──────── Dataset records ────────
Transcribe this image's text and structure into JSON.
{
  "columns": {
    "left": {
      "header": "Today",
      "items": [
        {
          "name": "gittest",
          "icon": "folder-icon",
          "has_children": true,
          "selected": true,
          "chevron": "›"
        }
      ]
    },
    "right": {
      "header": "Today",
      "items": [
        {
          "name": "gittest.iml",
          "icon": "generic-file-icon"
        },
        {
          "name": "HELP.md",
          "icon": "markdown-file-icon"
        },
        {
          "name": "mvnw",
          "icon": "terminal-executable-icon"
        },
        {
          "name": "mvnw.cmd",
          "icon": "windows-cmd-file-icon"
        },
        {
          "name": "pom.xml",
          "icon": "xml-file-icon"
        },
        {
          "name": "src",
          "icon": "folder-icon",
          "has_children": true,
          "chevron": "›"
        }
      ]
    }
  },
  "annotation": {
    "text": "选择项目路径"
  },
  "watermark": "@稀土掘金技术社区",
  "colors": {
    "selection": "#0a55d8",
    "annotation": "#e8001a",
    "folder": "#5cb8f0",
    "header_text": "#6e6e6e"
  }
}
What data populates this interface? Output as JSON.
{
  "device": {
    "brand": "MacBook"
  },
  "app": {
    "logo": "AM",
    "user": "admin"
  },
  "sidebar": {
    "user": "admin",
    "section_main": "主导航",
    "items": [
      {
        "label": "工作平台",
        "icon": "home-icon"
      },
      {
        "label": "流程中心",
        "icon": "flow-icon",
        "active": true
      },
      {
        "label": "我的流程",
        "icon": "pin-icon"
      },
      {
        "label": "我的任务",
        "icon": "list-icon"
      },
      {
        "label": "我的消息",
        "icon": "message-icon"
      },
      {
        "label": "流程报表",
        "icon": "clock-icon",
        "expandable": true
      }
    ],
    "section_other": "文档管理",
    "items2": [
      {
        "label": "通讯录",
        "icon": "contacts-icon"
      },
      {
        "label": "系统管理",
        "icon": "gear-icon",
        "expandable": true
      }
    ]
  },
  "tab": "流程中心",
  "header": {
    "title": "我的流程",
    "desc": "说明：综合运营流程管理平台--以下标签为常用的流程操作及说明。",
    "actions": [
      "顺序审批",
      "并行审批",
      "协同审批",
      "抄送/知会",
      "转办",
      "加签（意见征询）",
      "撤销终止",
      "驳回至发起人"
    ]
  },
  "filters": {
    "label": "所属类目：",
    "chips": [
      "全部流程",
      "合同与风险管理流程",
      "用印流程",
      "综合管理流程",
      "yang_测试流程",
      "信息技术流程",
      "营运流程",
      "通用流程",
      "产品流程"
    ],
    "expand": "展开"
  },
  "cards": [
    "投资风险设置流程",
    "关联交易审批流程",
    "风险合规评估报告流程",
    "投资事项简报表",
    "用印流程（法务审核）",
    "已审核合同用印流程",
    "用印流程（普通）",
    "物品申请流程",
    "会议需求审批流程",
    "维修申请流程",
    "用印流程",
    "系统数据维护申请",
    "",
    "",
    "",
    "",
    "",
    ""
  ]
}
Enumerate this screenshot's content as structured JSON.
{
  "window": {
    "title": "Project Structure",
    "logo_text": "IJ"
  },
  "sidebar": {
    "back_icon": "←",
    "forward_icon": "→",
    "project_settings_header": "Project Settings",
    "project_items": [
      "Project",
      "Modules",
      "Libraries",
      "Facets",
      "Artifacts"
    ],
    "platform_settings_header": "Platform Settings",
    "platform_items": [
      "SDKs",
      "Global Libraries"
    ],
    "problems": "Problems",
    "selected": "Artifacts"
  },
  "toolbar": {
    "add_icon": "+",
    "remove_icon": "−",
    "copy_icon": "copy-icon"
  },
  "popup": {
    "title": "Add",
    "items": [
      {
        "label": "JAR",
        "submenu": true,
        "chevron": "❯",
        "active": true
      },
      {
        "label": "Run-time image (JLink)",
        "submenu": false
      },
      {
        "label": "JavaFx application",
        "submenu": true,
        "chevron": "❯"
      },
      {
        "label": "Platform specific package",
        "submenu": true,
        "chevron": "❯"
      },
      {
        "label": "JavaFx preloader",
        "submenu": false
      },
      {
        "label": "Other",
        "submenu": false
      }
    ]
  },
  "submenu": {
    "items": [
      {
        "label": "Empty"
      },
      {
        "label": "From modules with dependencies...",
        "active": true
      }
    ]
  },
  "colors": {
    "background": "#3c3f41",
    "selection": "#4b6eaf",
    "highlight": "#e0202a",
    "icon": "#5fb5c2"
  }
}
────────
### [Stated problem]
Without changing a word, restate the whole listing.

### [Exercise solution]
Transcribe this image's text and structure into JSON.
{
  "columns": {
    "left": {
      "header": "Today",
      "items": [
        {
          "name": "gittest",
          "icon": "folder-icon",
          "has_children": true,
          "selected": true,
          "chevron": "›"
        }
      ]
    },
    "right": {
      "header": "Today",
      "items": [
        {
          "name": "gittest.iml",
          "icon": "generic-file-icon"
        },
        {
          "name": "HELP.md",
          "icon": "markdown-file-icon"
        },
        {
          "name": "mvnw",
          "icon": "terminal-executable-icon"
        },
        {
          "name": "mvnw.cmd",
          "icon": "windows-cmd-file-icon"
        },
        {
          "name": "pom.xml",
          "icon": "xml-file-icon"
        },
        {
          "name": "src",
          "icon": "folder-icon",
          "has_children": true,
          "chevron": "›"
        }
      ]
    }
  },
  "annotation": {
    "text": "选择项目路径"
  },
  "watermark": "@稀土掘金技术社区",
  "colors": {
    "selection": "#0a55d8",
    "annotation": "#e8001a",
    "folder": "#5cb8f0",
    "header_text": "#6e6e6e"
  }
}
What data populates this interface? Output as JSON.
{
  "device": {
    "brand": "MacBook"
  },
  "app": {
    "logo": "AM",
    "user": "admin"
  },
  "sidebar": {
    "user": "admin",
    "section_main": "主导航",
    "items": [
      {
        "label": "工作平台",
        "icon": "home-icon"
      },
      {
        "label": "流程中心",
        "icon": "flow-icon",
        "active": true
      },
      {
        "label": "我的流程",
        "icon": "pin-icon"
      },
      {
        "label": "我的任务",
        "icon": "list-icon"
      },
      {
        "label": "我的消息",
        "icon": "message-icon"
      },
      {
        "label": "流程报表",
        "icon": "clock-icon",
        "expandable": true
      }
    ],
    "section_other": "文档管理",
    "items2": [
      {
        "label": "通讯录",
        "icon": "contacts-icon"
      },
      {
        "label": "系统管理",
        "icon": "gear-icon",
        "expandable": true
      }
    ]
  },
  "tab": "流程中心",
  "header": {
    "title": "我的流程",
    "desc": "说明：综合运营流程管理平台--以下标签为常用的流程操作及说明。",
    "actions": [
      "顺序审批",
      "并行审批",
      "协同审批",
      "抄送/知会",
      "转办",
      "加签（意见征询）",
      "撤销终止",
      "驳回至发起人"
    ]
  },
  "filters": {
    "label": "所属类目：",
    "chips": [
      "全部流程",
      "合同与风险管理流程",
      "用印流程",
      "综合管理流程",
      "yang_测试流程",
      "信息技术流程",
      "营运流程",
      "通用流程",
      "产品流程"
    ],
    "expand": "展开"
  },
  "cards": [
    "投资风险设置流程",
    "关联交易审批流程",
    "风险合规评估报告流程",
    "投资事项简报表",
    "用印流程（法务审核）",
    "已审核合同用印流程",
    "用印流程（普通）",
    "物品申请流程",
    "会议需求审批流程",
    "维修申请流程",
    "用印流程",
    "系统数据维护申请",
    "",
    "",
    "",
    "",
    "",
    ""
  ]
}
Enumerate this screenshot's content as structured JSON.
{
  "window": {
    "title": "Project Structure",
    "logo_text": "IJ"
  },
  "sidebar": {
    "back_icon": "←",
    "forward_icon": "→",
    "project_settings_header": "Project Settings",
    "project_items": [
      "Project",
      "Modules",
      "Libraries",
      "Facets",
      "Artifacts"
    ],
    "platform_settings_header": "Platform Settings",
    "platform_items": [
      "SDKs",
      "Global Libraries"
    ],
    "problems": "Problems",
    "selected": "Artifacts"
  },
  "toolbar": {
    "add_icon": "+",
    "remove_icon": "−",
    "copy_icon": "copy-icon"
  },
  "popup": {
    "title": "Add",
    "items": [
      {
        "label": "JAR",
        "submenu": true,
        "chevron": "❯",
        "active": true
      },
      {
        "label": "Run-time image (JLink)",
        "submenu": false
      },
      {
        "label": "JavaFx application",
        "submenu": true,
        "chevron": "❯"
      },
      {
        "label": "Platform specific package",
        "submenu": true,
        "chevron": "❯"
      },
      {
        "label": "JavaFx preloader",
        "submenu": false
      },
      {
        "label": "Other",
        "submenu": false
      }
    ]
  },
  "submenu": {
    "items": [
      {
        "label": "Empty"
      },
      {
        "label": "From modules with dependencies...",
        "active": true
      }
    ]
  },
  "colors": {
    "background": "#3c3f41",
    "selection": "#4b6eaf",
    "highlight": "#e0202a",
    "icon": "#5fb5c2"
  }
}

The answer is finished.